**SHORT PROBLEM**
Scan the listing below. Report each line that includes "Cloud".
------------------------------------------------
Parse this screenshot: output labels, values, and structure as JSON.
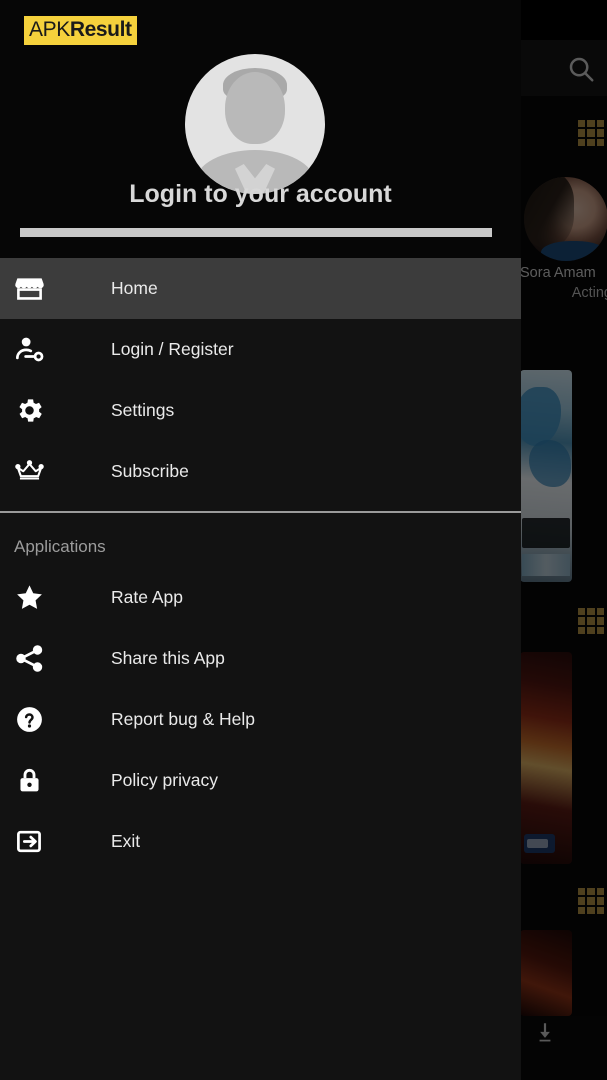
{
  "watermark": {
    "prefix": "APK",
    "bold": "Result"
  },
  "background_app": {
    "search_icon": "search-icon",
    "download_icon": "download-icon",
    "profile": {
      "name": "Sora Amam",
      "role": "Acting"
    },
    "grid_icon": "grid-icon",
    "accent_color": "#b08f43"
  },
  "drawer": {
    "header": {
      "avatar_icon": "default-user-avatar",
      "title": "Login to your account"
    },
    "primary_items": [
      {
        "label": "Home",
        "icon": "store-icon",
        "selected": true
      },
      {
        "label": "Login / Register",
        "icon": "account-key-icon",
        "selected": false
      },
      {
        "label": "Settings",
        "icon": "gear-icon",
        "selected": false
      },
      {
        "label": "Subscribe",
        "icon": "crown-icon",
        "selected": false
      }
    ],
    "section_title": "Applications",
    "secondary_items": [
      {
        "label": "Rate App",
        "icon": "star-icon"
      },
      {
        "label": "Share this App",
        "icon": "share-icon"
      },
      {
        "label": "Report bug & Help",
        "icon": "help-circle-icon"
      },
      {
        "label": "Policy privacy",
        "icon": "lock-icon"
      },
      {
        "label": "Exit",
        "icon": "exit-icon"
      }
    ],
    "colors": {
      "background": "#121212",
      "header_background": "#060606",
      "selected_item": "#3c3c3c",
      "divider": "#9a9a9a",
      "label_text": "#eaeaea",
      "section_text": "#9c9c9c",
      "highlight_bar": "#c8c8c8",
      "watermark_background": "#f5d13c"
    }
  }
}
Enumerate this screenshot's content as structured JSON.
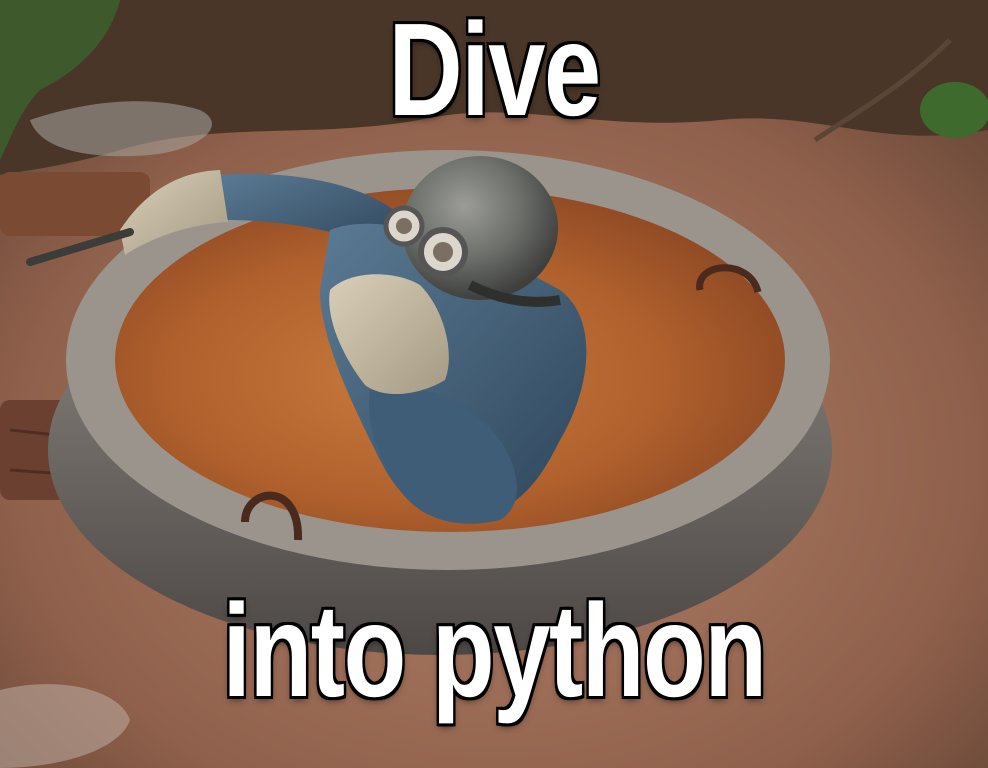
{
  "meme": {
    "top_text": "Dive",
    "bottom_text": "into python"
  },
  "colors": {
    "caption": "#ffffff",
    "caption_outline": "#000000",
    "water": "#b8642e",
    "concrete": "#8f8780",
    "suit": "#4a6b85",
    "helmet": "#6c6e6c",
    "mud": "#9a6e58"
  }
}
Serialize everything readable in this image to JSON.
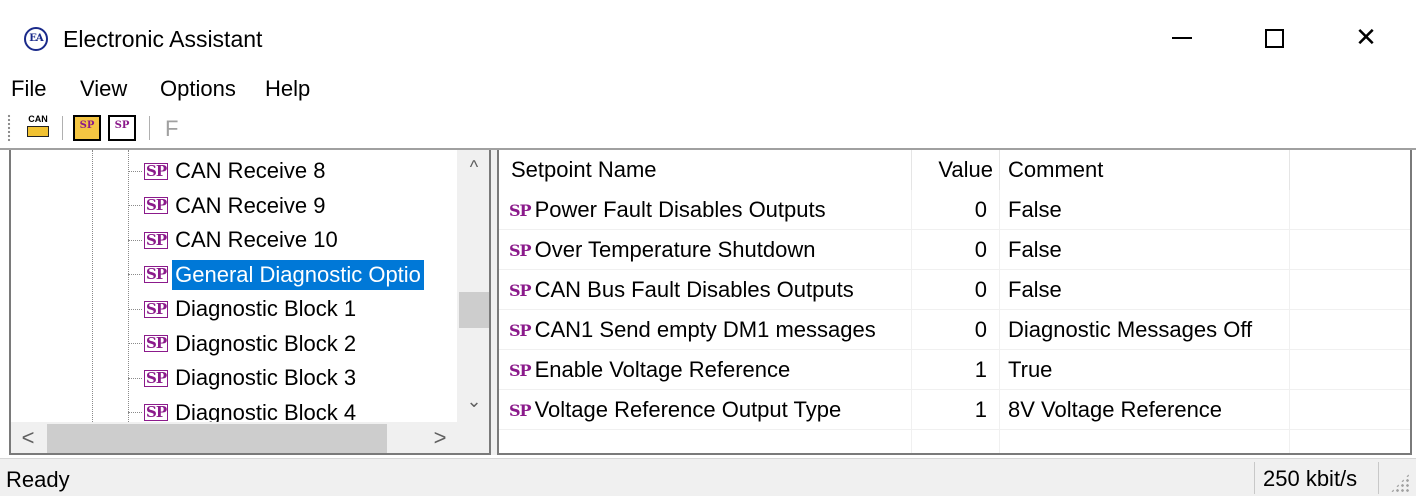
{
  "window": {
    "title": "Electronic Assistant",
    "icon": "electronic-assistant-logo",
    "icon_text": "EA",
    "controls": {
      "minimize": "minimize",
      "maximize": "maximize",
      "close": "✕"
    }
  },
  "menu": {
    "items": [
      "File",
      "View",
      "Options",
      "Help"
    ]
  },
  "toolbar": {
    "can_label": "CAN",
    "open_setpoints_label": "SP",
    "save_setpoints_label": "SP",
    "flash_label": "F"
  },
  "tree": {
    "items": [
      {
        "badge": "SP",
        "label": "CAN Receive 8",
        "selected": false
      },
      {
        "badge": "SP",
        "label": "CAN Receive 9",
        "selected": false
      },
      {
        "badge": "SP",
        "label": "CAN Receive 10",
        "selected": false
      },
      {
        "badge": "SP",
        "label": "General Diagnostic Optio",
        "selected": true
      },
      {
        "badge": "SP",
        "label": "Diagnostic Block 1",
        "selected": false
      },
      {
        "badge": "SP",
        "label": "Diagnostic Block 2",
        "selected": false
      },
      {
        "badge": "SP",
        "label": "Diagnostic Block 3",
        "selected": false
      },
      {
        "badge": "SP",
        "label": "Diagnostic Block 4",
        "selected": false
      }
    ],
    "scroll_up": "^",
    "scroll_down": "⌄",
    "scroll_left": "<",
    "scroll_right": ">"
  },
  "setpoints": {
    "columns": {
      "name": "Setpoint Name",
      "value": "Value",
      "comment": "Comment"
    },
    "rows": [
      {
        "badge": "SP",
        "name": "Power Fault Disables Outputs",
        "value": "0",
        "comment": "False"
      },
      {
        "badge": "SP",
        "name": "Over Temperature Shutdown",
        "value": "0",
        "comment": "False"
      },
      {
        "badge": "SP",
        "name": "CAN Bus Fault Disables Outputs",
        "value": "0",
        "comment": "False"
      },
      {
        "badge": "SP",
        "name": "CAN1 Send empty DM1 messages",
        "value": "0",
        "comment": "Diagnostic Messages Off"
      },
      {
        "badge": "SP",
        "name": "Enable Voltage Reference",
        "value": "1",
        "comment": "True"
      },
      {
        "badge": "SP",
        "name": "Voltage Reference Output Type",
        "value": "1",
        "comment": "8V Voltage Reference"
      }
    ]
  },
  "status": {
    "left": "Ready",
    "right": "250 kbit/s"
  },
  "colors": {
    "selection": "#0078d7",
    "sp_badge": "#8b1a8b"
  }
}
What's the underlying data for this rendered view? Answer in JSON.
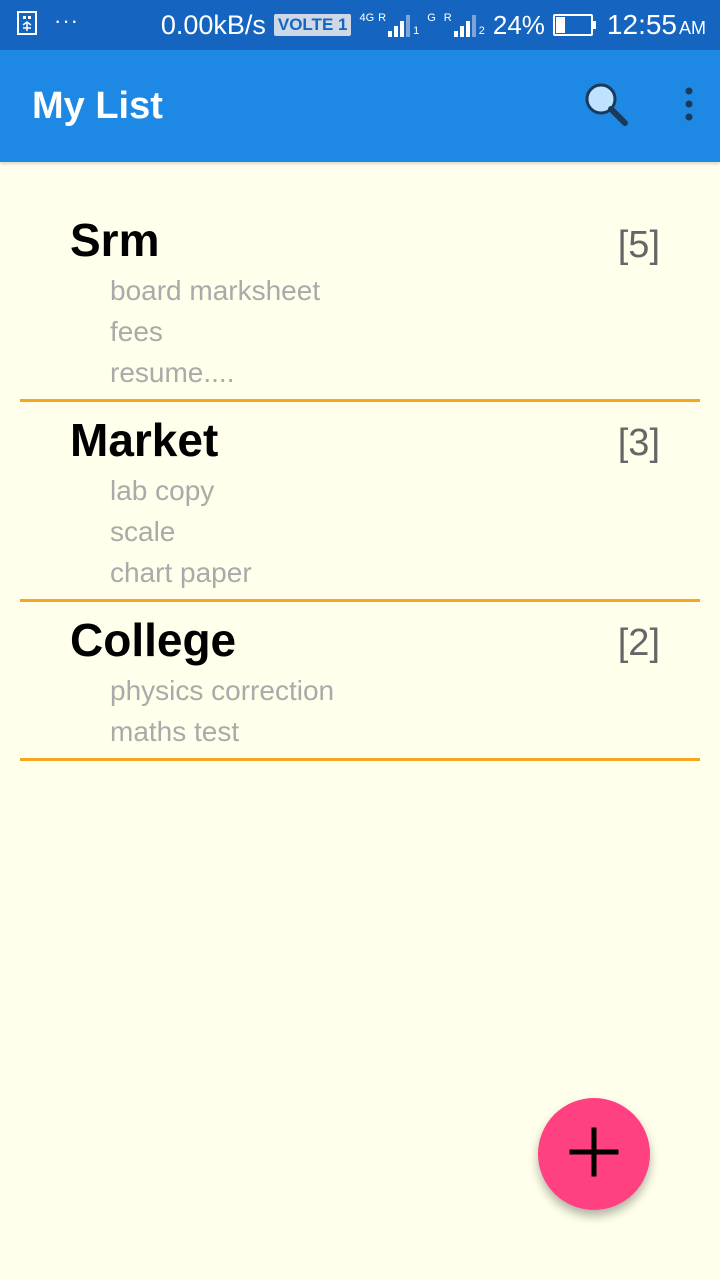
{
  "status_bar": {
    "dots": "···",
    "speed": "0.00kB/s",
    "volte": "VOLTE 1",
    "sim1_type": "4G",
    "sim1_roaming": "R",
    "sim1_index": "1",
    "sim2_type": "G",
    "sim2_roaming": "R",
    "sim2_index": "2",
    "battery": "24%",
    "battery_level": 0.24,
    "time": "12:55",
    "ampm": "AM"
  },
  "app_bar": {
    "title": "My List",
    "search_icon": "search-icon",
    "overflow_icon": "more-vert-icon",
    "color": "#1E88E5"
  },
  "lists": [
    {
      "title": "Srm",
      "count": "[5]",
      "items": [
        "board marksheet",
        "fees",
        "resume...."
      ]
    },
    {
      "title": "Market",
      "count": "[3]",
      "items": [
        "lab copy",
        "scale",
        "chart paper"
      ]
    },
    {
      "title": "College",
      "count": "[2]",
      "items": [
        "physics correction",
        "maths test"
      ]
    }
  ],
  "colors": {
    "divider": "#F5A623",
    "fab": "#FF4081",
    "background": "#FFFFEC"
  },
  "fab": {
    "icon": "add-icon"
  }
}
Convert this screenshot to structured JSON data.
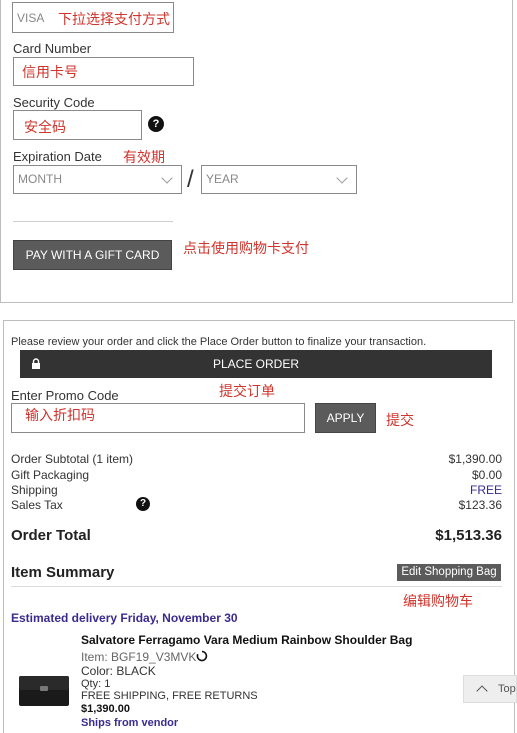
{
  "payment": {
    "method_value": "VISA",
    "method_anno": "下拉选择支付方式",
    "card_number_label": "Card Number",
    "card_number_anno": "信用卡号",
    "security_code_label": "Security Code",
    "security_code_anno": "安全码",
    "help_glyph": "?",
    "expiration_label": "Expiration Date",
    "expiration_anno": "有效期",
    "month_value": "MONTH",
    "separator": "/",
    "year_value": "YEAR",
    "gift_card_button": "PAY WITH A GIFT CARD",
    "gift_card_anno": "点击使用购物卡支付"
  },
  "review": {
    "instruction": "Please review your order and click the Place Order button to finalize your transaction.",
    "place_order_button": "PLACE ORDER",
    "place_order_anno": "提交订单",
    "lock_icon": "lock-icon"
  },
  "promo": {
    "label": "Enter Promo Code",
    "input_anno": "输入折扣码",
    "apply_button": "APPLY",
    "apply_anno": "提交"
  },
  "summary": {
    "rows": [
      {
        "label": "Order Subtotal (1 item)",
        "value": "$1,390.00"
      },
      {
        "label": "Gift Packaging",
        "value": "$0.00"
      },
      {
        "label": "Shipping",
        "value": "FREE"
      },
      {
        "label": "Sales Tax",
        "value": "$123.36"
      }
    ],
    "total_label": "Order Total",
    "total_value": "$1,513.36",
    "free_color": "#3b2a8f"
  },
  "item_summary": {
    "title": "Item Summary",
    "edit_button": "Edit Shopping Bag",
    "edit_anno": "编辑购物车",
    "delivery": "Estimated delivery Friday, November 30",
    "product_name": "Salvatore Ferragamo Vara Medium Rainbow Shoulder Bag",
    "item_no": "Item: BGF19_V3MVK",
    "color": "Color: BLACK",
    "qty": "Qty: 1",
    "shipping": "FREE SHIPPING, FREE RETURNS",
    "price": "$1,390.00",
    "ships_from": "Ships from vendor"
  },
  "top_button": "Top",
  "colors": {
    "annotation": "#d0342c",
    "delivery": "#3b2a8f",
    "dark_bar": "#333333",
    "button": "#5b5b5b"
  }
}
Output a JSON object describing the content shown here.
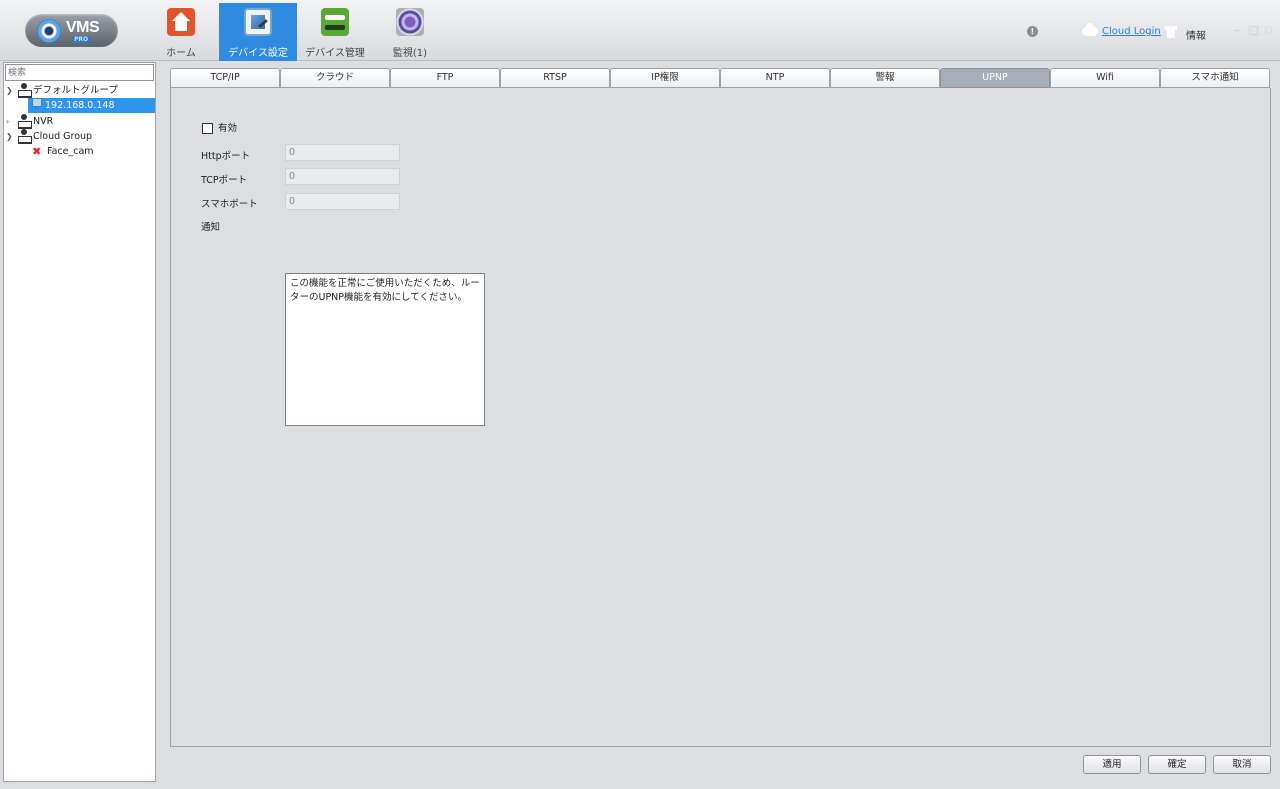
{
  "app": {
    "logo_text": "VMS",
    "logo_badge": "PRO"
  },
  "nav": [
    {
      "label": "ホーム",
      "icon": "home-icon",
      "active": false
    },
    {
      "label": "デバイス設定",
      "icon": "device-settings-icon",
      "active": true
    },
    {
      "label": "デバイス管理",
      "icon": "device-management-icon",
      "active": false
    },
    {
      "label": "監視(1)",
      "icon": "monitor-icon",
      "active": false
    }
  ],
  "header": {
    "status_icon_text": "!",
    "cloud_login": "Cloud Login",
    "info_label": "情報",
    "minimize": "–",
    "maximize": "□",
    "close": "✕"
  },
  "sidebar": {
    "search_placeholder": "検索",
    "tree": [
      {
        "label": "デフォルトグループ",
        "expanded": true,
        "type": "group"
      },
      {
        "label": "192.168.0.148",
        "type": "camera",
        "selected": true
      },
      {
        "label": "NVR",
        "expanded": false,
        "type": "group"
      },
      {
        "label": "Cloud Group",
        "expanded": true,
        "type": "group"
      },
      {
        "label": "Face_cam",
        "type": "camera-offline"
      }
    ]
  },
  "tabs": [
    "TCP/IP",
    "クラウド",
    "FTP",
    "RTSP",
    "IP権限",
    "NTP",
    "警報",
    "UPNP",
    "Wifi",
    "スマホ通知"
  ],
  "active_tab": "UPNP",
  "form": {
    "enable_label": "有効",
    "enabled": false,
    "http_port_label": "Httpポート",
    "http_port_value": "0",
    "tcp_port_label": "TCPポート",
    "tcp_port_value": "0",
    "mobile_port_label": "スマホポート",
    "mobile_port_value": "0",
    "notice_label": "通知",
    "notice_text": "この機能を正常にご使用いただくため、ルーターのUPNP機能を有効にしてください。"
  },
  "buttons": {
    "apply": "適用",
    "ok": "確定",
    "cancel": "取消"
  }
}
------------------------------------------------
**CORRECT ANSWER**
    "cloud_login": "Cloud Login",
        "label": "Cloud Group",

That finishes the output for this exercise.